[Records from a data source]

— BEGIN —

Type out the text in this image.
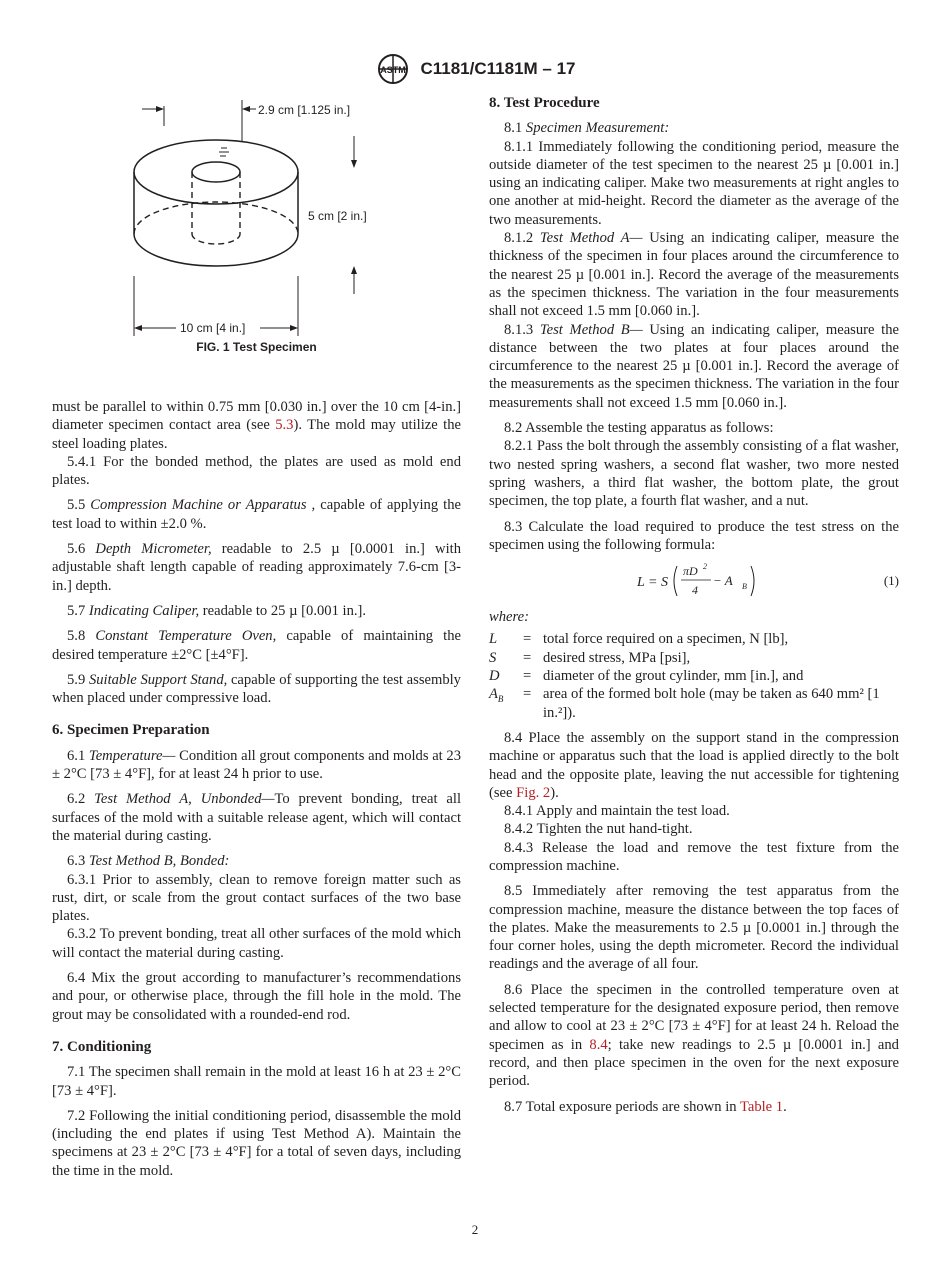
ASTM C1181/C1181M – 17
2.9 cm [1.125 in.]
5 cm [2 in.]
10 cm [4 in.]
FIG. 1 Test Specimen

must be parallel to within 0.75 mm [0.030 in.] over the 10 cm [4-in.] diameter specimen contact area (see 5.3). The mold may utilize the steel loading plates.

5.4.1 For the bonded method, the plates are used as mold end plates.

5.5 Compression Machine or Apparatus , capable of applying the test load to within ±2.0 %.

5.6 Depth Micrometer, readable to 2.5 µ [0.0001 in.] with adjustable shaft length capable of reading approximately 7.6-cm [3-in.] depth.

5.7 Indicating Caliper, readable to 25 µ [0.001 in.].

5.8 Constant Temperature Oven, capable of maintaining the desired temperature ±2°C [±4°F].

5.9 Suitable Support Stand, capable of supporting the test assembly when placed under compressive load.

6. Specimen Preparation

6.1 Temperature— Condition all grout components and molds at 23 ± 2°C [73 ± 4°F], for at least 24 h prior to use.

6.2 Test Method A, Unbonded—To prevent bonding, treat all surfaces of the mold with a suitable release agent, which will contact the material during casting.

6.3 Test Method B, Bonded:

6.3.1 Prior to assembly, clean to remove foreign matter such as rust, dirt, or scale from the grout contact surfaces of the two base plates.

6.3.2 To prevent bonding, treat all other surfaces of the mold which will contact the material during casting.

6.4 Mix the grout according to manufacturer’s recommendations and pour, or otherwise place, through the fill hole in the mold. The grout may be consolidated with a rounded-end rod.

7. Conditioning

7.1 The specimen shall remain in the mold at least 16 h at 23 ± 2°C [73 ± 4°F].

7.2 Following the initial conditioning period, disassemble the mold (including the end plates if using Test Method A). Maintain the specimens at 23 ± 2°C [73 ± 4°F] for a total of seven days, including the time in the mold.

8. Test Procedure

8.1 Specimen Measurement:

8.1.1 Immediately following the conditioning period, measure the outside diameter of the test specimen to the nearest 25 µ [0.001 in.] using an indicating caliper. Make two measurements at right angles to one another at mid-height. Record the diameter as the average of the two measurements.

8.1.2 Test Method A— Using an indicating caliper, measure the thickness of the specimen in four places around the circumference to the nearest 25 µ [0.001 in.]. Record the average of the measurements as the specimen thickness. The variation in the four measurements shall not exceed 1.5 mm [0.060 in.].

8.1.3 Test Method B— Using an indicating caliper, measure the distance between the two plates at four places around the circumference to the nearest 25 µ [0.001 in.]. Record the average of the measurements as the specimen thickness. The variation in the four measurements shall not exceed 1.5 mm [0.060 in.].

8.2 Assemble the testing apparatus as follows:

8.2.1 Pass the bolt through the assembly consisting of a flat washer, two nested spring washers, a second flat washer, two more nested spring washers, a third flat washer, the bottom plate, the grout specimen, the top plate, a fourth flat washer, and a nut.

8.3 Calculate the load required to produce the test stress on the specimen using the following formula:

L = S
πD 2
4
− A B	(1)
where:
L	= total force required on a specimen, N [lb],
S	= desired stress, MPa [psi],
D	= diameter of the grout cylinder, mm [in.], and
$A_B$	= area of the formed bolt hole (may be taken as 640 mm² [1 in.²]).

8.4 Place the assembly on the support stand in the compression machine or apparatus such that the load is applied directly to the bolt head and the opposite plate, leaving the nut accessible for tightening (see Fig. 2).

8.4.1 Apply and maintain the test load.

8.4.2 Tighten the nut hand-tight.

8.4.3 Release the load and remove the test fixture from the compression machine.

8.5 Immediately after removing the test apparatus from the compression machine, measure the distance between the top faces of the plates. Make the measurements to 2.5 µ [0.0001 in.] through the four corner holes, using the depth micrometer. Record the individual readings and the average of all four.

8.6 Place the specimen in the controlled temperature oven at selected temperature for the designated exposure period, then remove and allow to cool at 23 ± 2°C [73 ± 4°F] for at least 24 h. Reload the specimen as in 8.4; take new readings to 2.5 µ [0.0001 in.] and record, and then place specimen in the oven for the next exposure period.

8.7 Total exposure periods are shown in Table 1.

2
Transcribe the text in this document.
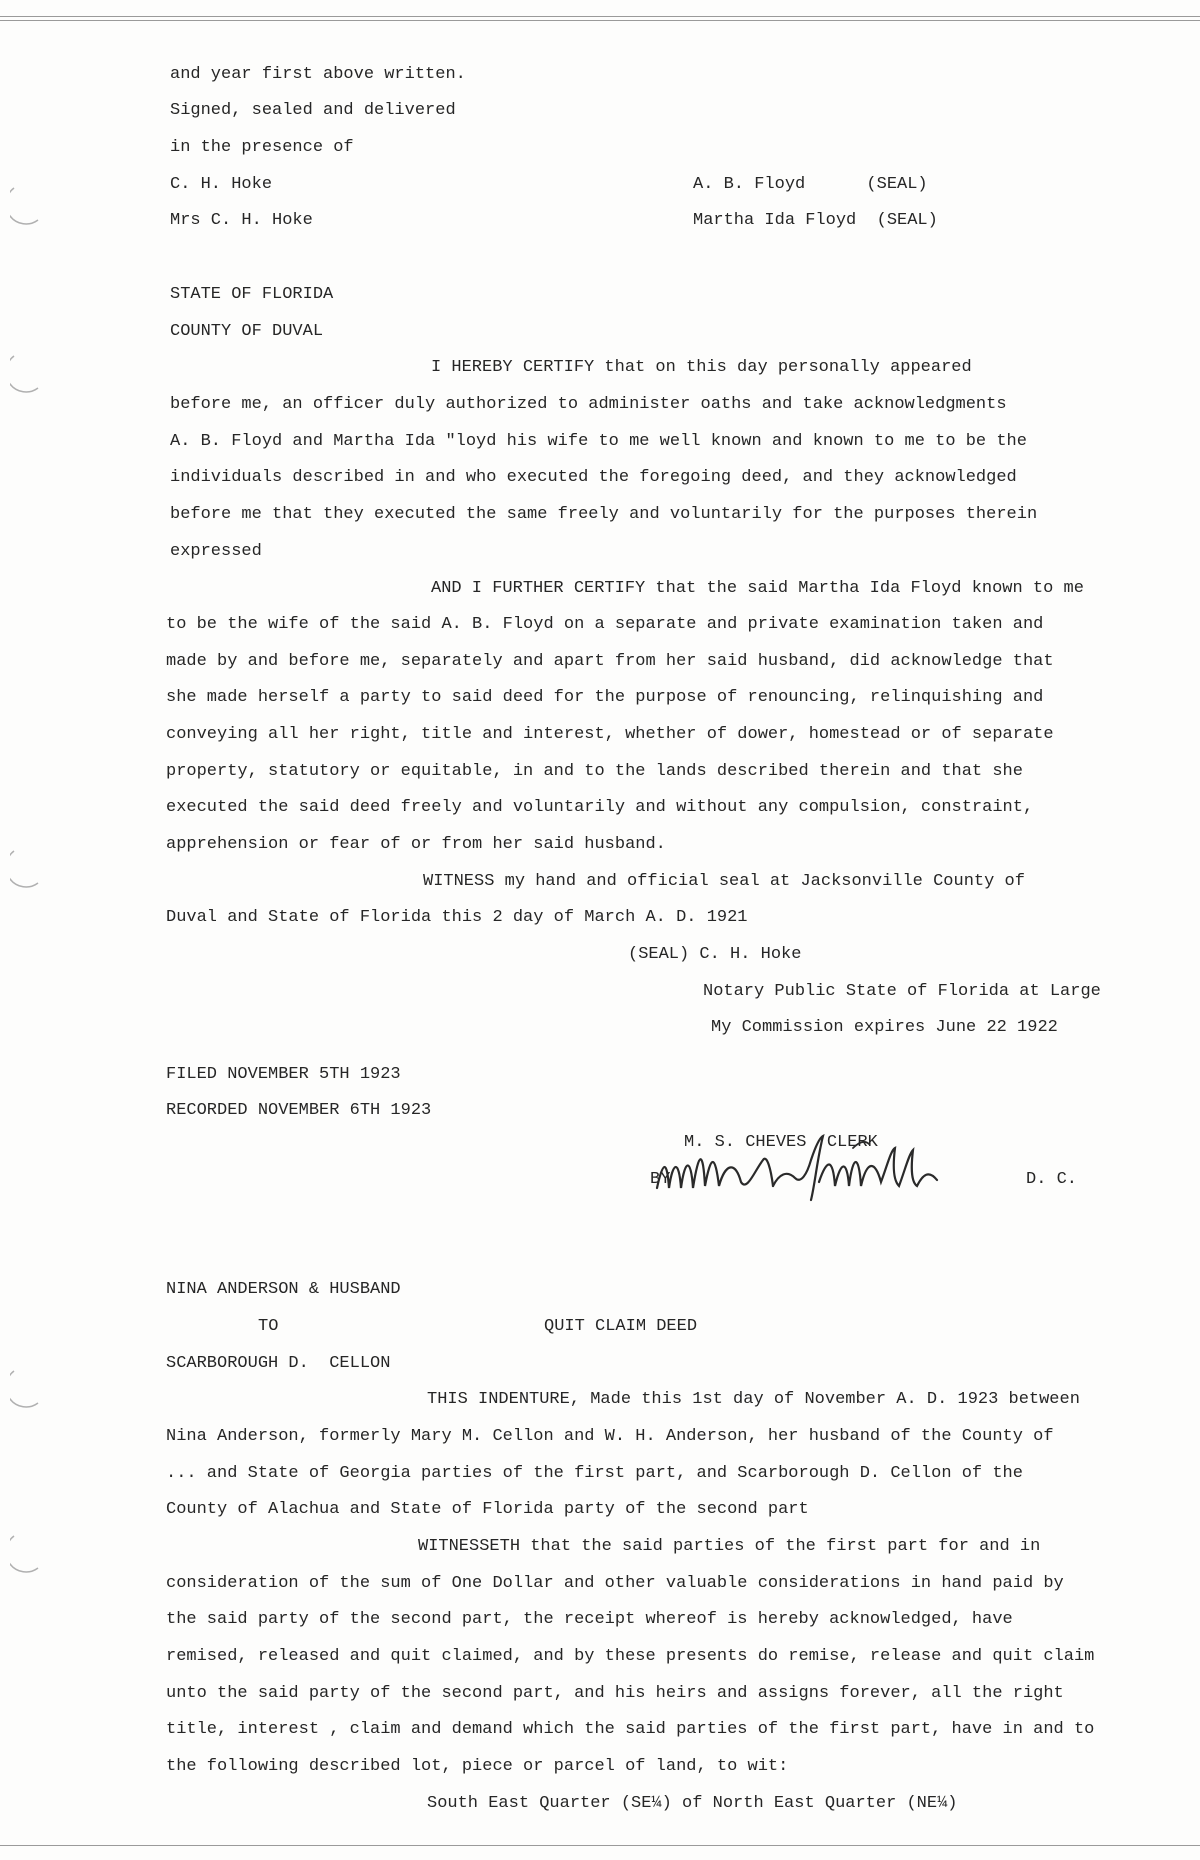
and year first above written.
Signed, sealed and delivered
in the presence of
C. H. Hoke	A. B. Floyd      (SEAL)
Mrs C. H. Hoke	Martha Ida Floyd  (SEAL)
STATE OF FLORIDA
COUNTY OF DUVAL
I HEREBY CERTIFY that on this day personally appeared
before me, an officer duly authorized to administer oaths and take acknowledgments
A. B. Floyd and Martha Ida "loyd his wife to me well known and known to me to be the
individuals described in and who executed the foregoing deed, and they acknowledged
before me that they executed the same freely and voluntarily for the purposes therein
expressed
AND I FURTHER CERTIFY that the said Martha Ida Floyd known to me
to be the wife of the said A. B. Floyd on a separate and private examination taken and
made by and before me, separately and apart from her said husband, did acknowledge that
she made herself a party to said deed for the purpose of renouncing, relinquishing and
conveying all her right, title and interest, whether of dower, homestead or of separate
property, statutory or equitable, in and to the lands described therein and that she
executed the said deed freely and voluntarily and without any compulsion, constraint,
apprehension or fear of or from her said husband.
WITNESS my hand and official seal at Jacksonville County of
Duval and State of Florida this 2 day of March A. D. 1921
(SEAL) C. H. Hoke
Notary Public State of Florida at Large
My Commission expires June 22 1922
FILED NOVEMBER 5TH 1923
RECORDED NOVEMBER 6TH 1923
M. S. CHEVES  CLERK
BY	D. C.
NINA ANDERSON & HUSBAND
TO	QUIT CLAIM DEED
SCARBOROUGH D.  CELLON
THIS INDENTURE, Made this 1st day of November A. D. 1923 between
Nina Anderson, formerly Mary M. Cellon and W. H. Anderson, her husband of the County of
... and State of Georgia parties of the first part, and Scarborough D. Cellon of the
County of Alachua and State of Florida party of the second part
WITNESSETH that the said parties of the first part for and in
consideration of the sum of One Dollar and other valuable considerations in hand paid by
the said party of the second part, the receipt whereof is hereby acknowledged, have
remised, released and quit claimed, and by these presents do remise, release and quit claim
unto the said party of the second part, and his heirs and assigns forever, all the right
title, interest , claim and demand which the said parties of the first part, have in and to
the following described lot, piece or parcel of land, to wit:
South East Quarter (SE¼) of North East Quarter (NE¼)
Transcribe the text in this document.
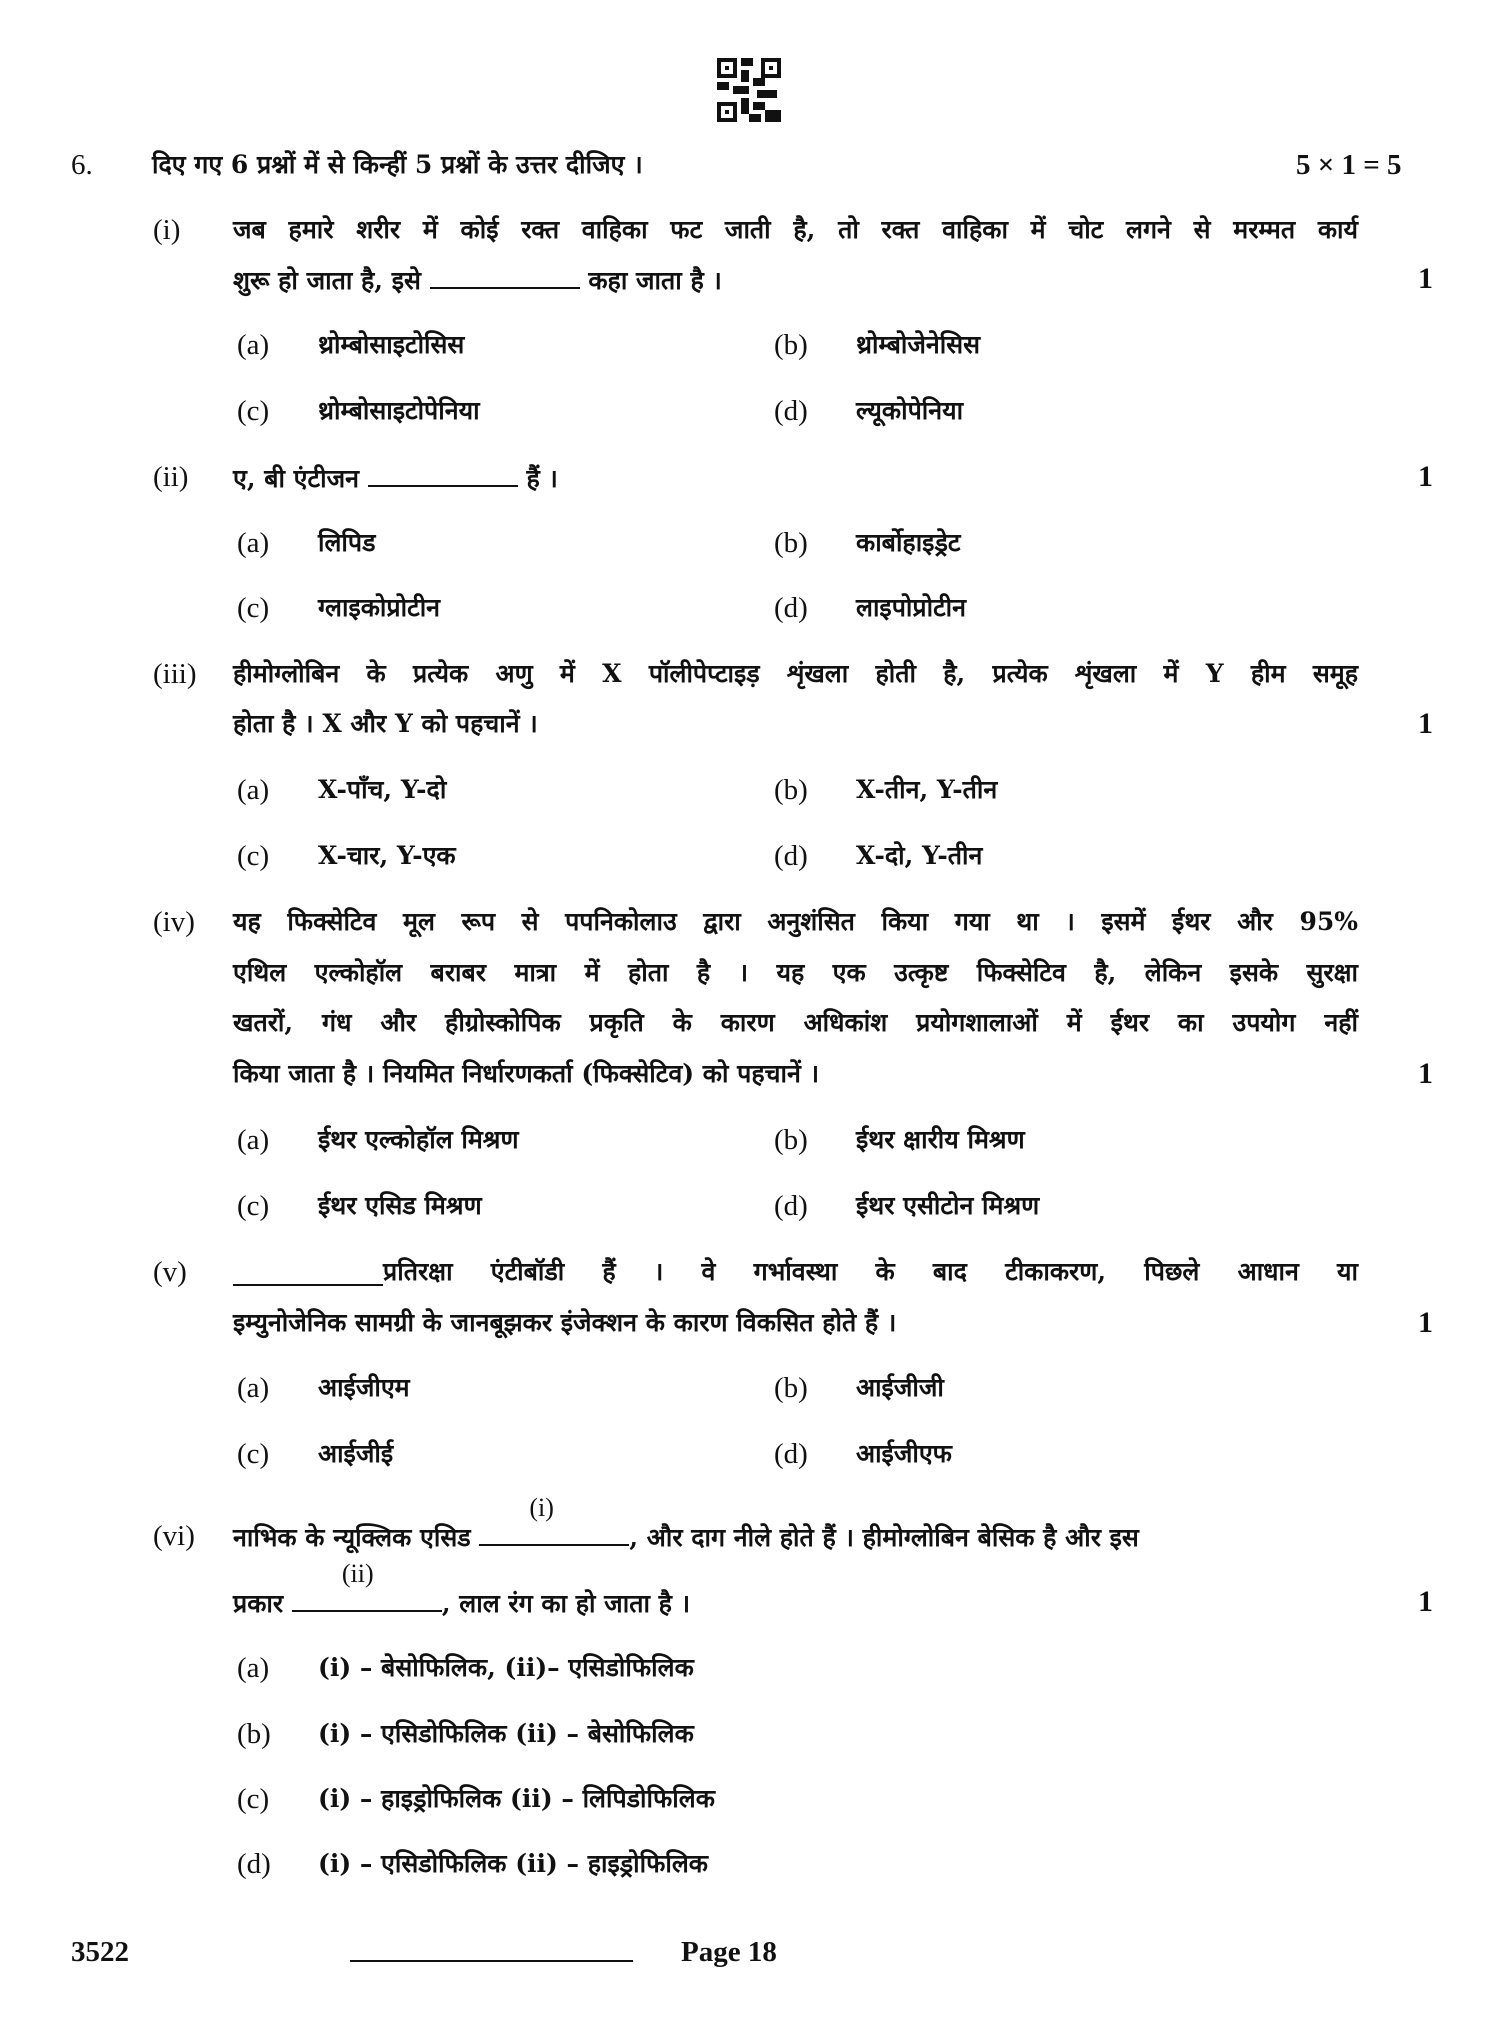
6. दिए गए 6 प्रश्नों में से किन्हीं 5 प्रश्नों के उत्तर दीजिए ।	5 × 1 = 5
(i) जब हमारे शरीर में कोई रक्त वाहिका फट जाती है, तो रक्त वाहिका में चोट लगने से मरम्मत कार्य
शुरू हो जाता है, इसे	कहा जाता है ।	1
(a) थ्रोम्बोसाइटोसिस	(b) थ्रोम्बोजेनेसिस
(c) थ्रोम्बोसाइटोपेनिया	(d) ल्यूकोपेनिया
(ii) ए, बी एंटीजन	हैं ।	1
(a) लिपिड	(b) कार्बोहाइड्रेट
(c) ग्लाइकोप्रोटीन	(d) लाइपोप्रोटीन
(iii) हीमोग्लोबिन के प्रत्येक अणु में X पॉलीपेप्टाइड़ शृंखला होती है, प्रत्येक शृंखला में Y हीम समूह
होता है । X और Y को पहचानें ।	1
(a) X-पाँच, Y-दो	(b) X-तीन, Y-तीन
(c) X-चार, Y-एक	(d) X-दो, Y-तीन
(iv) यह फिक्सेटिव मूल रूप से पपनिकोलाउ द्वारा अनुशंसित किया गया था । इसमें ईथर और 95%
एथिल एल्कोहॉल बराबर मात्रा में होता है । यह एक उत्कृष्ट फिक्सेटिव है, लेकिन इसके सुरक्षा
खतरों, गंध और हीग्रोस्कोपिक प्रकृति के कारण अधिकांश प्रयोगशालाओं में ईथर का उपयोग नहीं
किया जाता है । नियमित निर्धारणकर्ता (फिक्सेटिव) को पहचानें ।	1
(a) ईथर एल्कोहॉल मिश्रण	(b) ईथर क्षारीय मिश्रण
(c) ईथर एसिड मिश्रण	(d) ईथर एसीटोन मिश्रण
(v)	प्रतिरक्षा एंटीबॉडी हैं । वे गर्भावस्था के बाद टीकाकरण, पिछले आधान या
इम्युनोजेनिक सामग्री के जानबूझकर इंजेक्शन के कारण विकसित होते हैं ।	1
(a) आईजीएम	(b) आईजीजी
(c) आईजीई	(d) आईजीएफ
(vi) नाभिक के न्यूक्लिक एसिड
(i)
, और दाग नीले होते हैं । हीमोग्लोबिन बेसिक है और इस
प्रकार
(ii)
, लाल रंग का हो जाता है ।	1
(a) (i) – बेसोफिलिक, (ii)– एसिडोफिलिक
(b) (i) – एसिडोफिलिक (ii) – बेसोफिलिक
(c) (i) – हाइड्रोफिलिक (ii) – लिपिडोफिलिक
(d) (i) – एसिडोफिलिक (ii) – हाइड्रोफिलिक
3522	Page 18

— END —

### Written task
In the listing, find all lines with the string "have" and copy them.

### Response below
the said party of the second part, the receipt whereof is hereby acknowledged, have
title, interest , claim and demand which the said parties of the first part, have in and to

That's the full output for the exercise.